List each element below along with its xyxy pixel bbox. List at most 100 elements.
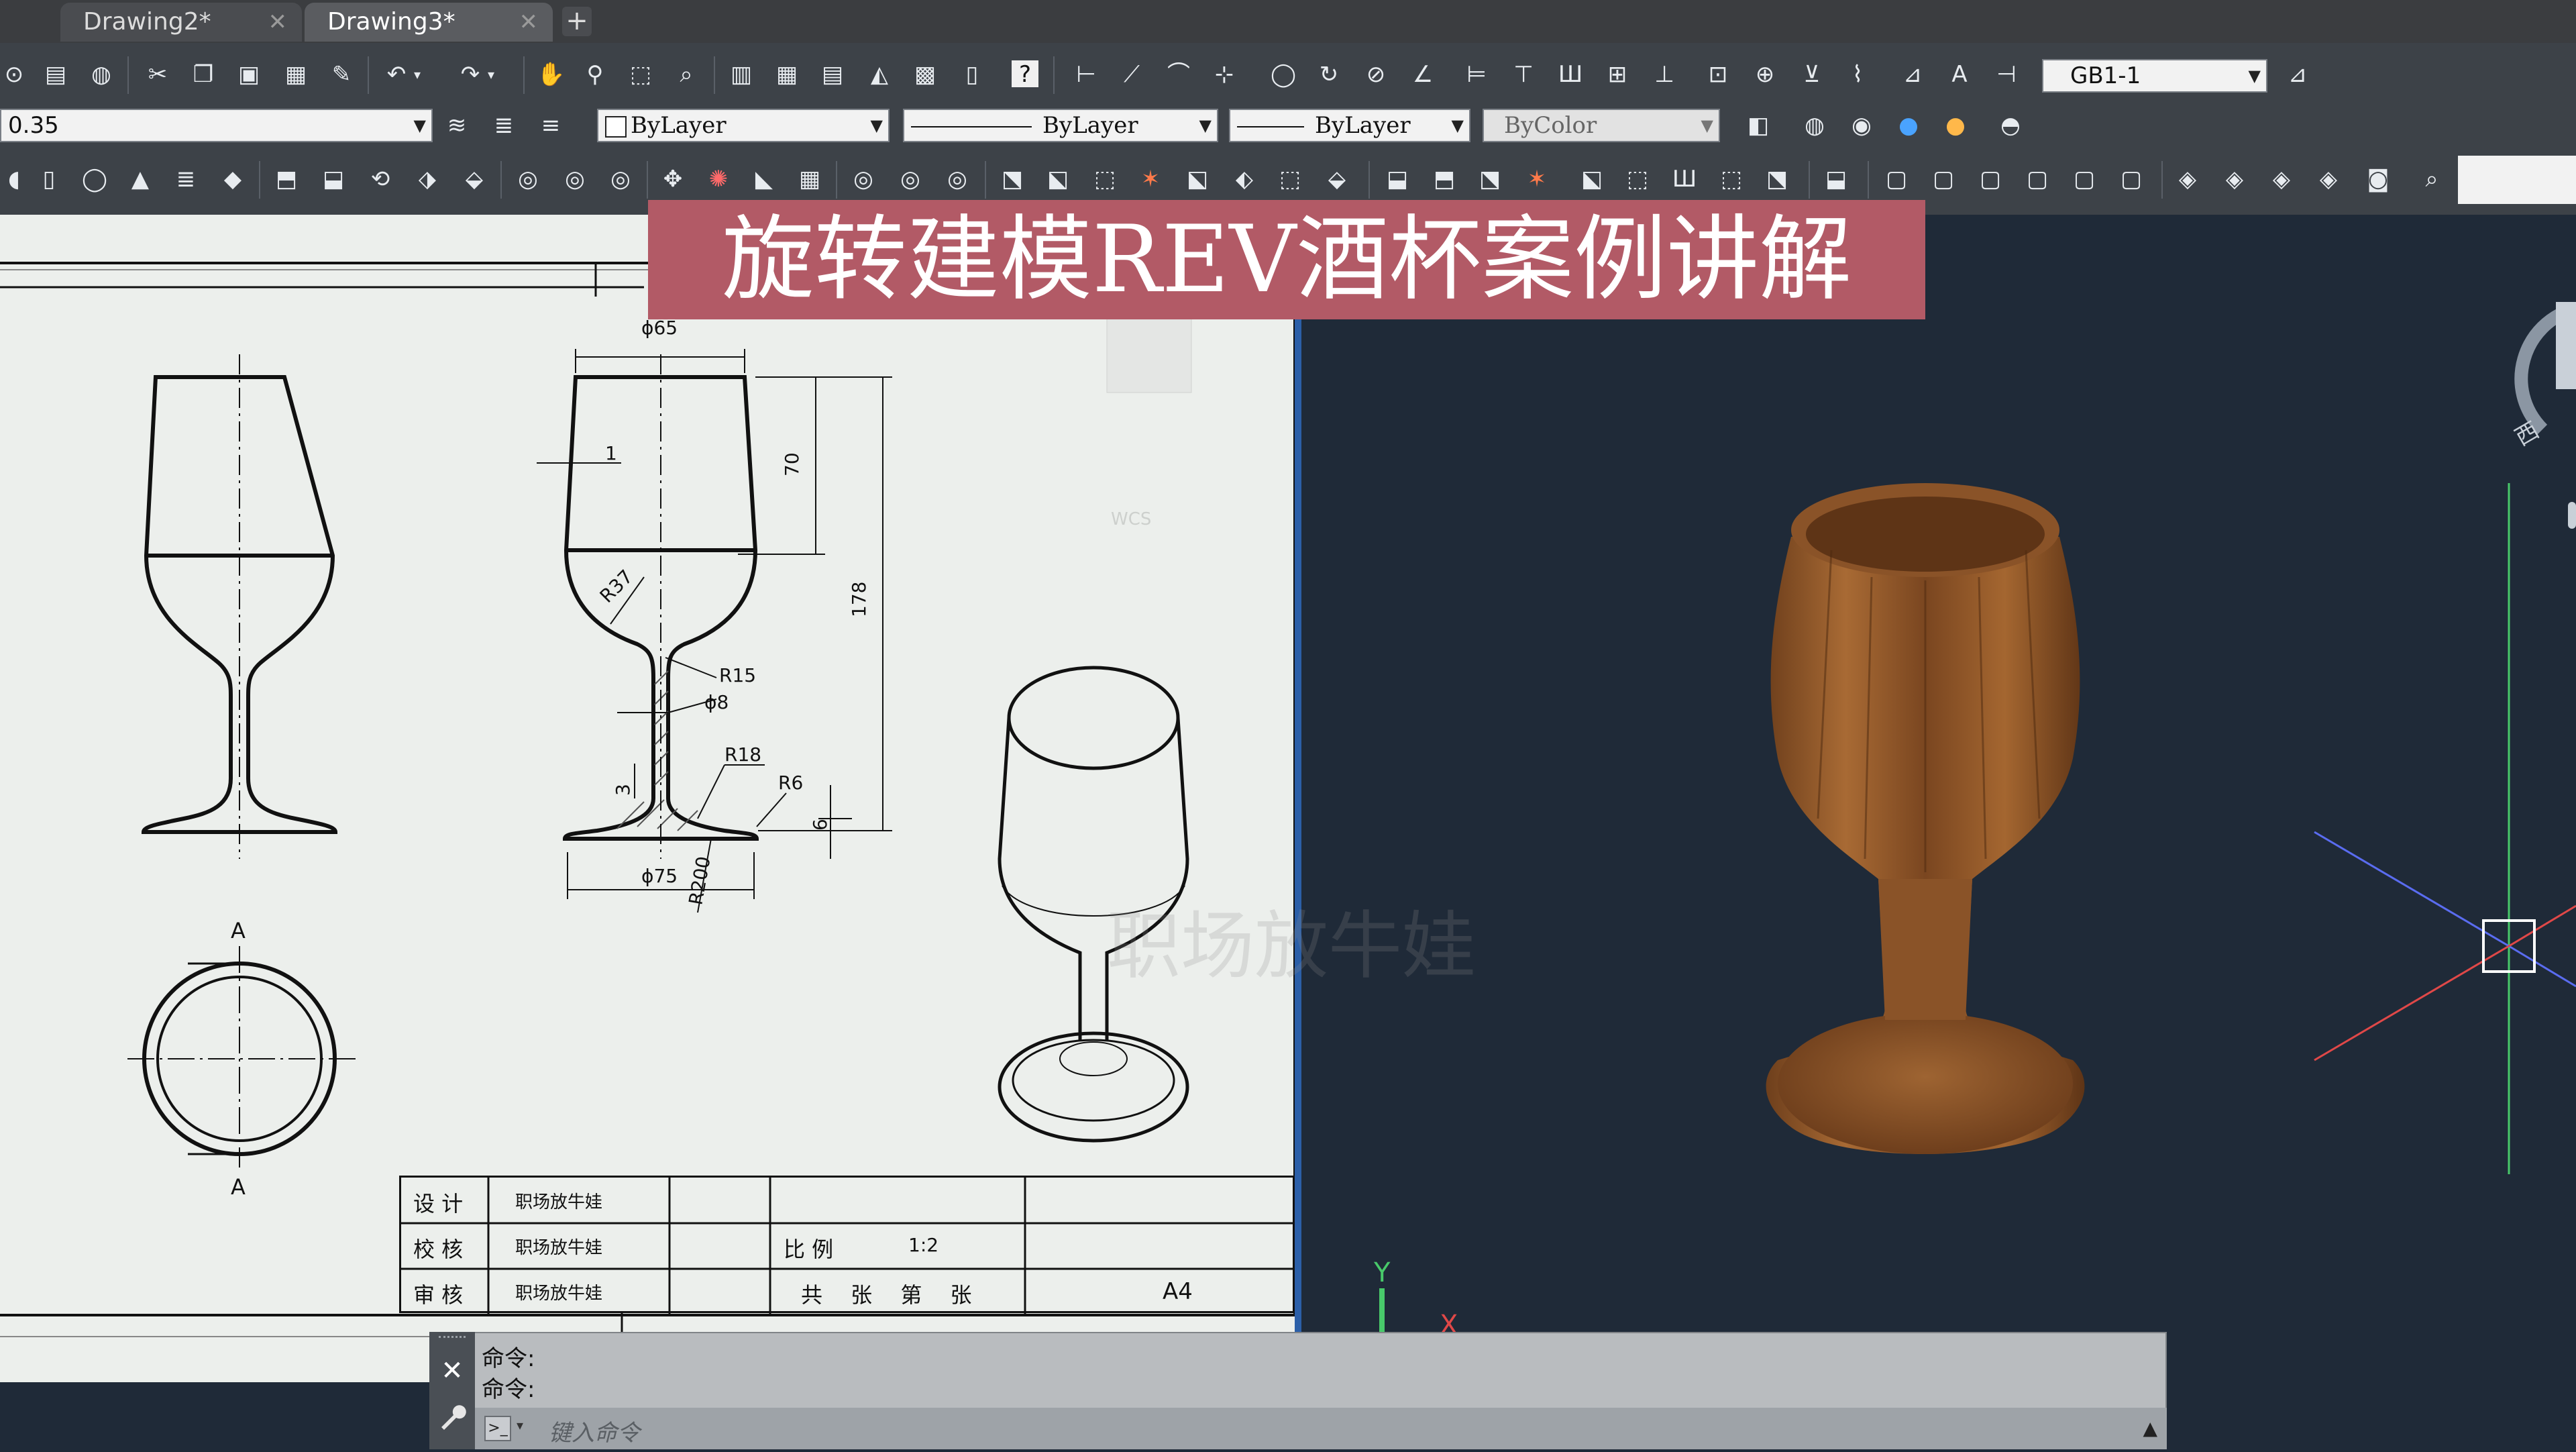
ne-iso-icon[interactable]: ◈ <box>2267 165 2296 193</box>
jogged-linear-icon[interactable]: ⌇ <box>1843 60 1872 89</box>
3d-align-icon[interactable]: ◣ <box>750 165 778 193</box>
helix-icon[interactable]: ⬙ <box>460 165 488 193</box>
match-properties-icon[interactable]: ✎ <box>327 60 356 89</box>
ordinate-dim-icon[interactable]: ⊹ <box>1210 60 1238 89</box>
dim-style-manager-icon[interactable]: ⊿ <box>2284 60 2312 89</box>
quick-dim-icon[interactable]: ⊨ <box>1462 60 1491 89</box>
3d-move-icon[interactable]: ✥ <box>659 165 687 193</box>
command-input[interactable]: >_ ▾ 键入命令 ▲ <box>475 1408 2167 1449</box>
dim-style-select[interactable]: GB1-1 ▼ <box>2042 59 2267 93</box>
nw-iso-icon[interactable]: ◈ <box>2314 165 2343 193</box>
chevron-up-icon[interactable]: ▲ <box>2143 1417 2157 1439</box>
baseline-dim-icon[interactable]: ⊤ <box>1509 60 1538 89</box>
tab-close-icon[interactable]: ✕ <box>268 3 288 42</box>
center-mark-icon[interactable]: ⊕ <box>1751 60 1779 89</box>
pyramid-icon[interactable]: ▲ <box>126 165 154 193</box>
dim-space-icon[interactable]: ⊞ <box>1603 60 1631 89</box>
front-view-icon[interactable]: ▢ <box>2070 165 2098 193</box>
tab-close-icon[interactable]: ✕ <box>519 3 539 42</box>
3d-array-icon[interactable]: ▦ <box>796 165 824 193</box>
inspection-icon[interactable]: ⊻ <box>1798 60 1826 89</box>
paste-block-icon[interactable]: ▦ <box>282 60 310 89</box>
camera-icon[interactable]: ◙ <box>2364 165 2392 193</box>
design-center-icon[interactable]: ▦ <box>773 60 801 89</box>
zoom-window-icon[interactable]: ⬚ <box>627 60 655 89</box>
offset-faces-icon[interactable]: ⬚ <box>1091 165 1119 193</box>
viewport-divider[interactable] <box>1295 215 1301 1382</box>
shell-icon[interactable]: ⬚ <box>1623 165 1652 193</box>
revolve-icon[interactable]: ⟲ <box>366 165 394 193</box>
clean-icon[interactable]: ✶ <box>1523 165 1551 193</box>
imprint-icon[interactable]: ⬔ <box>1476 165 1504 193</box>
sweep-icon[interactable]: ⬓ <box>319 165 347 193</box>
grip-icon[interactable] <box>439 1336 466 1351</box>
render-icon[interactable]: ◍ <box>1801 111 1829 140</box>
se-iso-icon[interactable]: ◈ <box>2220 165 2249 193</box>
copy-icon[interactable]: ❐ <box>189 60 217 89</box>
cylinder-icon[interactable]: ▯ <box>35 165 63 193</box>
zoom-realtime-icon[interactable]: ⚲ <box>581 60 609 89</box>
color-layer-select[interactable]: ByLayer ▼ <box>597 109 890 142</box>
lineweight-layer-select[interactable]: ByLayer ▼ <box>1229 109 1470 142</box>
continuous-orbit-icon[interactable]: ◎ <box>943 165 971 193</box>
wrench-icon[interactable] <box>436 1402 467 1433</box>
linetype-select[interactable]: ByLayer ▼ <box>903 109 1218 142</box>
lineweight-select[interactable]: 0.35 ▼ <box>0 109 433 142</box>
plot-preview-icon[interactable]: ◍ <box>87 60 115 89</box>
chevron-down-icon[interactable]: ▾ <box>517 1417 523 1433</box>
separate-icon[interactable]: ⬕ <box>1578 165 1606 193</box>
jogged-dim-icon[interactable]: ↻ <box>1315 60 1343 89</box>
open-icon[interactable]: ⊙ <box>0 60 28 89</box>
plot-style-select[interactable]: ByColor ▼ <box>1483 109 1720 142</box>
sheet-set-icon[interactable]: ◭ <box>865 60 894 89</box>
sw-iso-icon[interactable]: ◈ <box>2174 165 2202 193</box>
color-edges-icon[interactable]: ⬒ <box>1430 165 1458 193</box>
layer-states-icon[interactable]: ≣ <box>490 111 518 140</box>
lights-icon[interactable]: ● <box>1894 111 1923 140</box>
radius-dim-icon[interactable]: ◯ <box>1269 60 1297 89</box>
command-line-handle[interactable]: ✕ <box>429 1332 475 1449</box>
properties-icon[interactable]: ▥ <box>727 60 755 89</box>
print-icon[interactable]: ▤ <box>42 60 70 89</box>
arc-dim-icon[interactable]: ⌒ <box>1165 60 1193 89</box>
undo-icon[interactable]: ↶ <box>382 60 411 89</box>
continue-dim-icon[interactable]: Ш <box>1556 60 1585 89</box>
tolerance-icon[interactable]: ⊡ <box>1704 60 1732 89</box>
slice-icon[interactable]: Ш <box>1670 165 1699 193</box>
interfere-icon[interactable]: ⬔ <box>1763 165 1791 193</box>
materials-icon[interactable]: ◉ <box>1847 111 1876 140</box>
presspull-icon[interactable]: ⬒ <box>272 165 301 193</box>
zoom-extents-icon[interactable]: ⌕ <box>2418 165 2446 193</box>
3d-wine-glass-model[interactable] <box>1766 483 2085 1154</box>
check-icon[interactable]: ⬚ <box>1717 165 1746 193</box>
paste-icon[interactable]: ▣ <box>235 60 263 89</box>
taper-faces-icon[interactable]: ⬖ <box>1230 165 1258 193</box>
cut-icon[interactable]: ✂ <box>144 60 172 89</box>
dim-break-icon[interactable]: ⊥ <box>1650 60 1678 89</box>
subtract-icon[interactable]: ◎ <box>561 165 589 193</box>
move-faces-icon[interactable]: ⬕ <box>1044 165 1072 193</box>
new-tab-button[interactable]: + <box>562 7 592 36</box>
torus-icon[interactable]: ◯ <box>80 165 109 193</box>
dim-update-icon[interactable]: ⊣ <box>1992 60 2021 89</box>
back-view-icon[interactable]: ▢ <box>2117 165 2145 193</box>
dim-text-edit-icon[interactable]: A <box>1945 60 1974 89</box>
calculator-icon[interactable]: ▯ <box>958 60 986 89</box>
planar-surface-icon[interactable]: ◆ <box>219 165 247 193</box>
tab-drawing2[interactable]: Drawing2* ✕ <box>60 3 302 42</box>
sun-icon[interactable]: ● <box>1941 111 1970 140</box>
help-icon[interactable]: ? <box>1012 60 1038 87</box>
aligned-dim-icon[interactable]: ⟋ <box>1118 60 1146 89</box>
redo-icon[interactable]: ↷ <box>456 60 484 89</box>
extrude-icon[interactable]: ≣ <box>172 165 200 193</box>
markup-icon[interactable]: ▩ <box>911 60 939 89</box>
color-faces-icon[interactable]: ⬙ <box>1323 165 1351 193</box>
tab-drawing3[interactable]: Drawing3* ✕ <box>305 3 553 42</box>
copy-edges-icon[interactable]: ⬓ <box>1383 165 1411 193</box>
redo-dropdown-icon[interactable]: ▾ <box>483 60 499 89</box>
named-views-icon[interactable]: ⬓ <box>1822 165 1850 193</box>
pan-icon[interactable]: ✋ <box>537 60 565 89</box>
extrude-faces-icon[interactable]: ⬔ <box>998 165 1026 193</box>
linear-dim-icon[interactable]: ⊢ <box>1072 60 1100 89</box>
loft-icon[interactable]: ⬗ <box>413 165 441 193</box>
#####
Reproduce only the part of the data that opens with the line containing "ne-iso-icon[interactable]: ◈ <box>2267" and closes with the line containing "nw-iso-icon[interactable]: ◈ <box>2314", substituting "clickable" for every occurrence of "interactable" and leaving all else unchanged.

ne-iso-icon[clickable]: ◈ <box>2267 165 2296 193</box>
jogged-linear-icon[clickable]: ⌇ <box>1843 60 1872 89</box>
3d-align-icon[clickable]: ◣ <box>750 165 778 193</box>
helix-icon[clickable]: ⬙ <box>460 165 488 193</box>
match-properties-icon[clickable]: ✎ <box>327 60 356 89</box>
ordinate-dim-icon[clickable]: ⊹ <box>1210 60 1238 89</box>
dim-style-manager-icon[clickable]: ⊿ <box>2284 60 2312 89</box>
quick-dim-icon[clickable]: ⊨ <box>1462 60 1491 89</box>
3d-move-icon[clickable]: ✥ <box>659 165 687 193</box>
command-input[clickable]: >_ ▾ 键入命令 ▲ <box>475 1408 2167 1449</box>
dim-style-select[clickable]: GB1-1 ▼ <box>2042 59 2267 93</box>
nw-iso-icon[clickable]: ◈ <box>2314 165 2343 193</box>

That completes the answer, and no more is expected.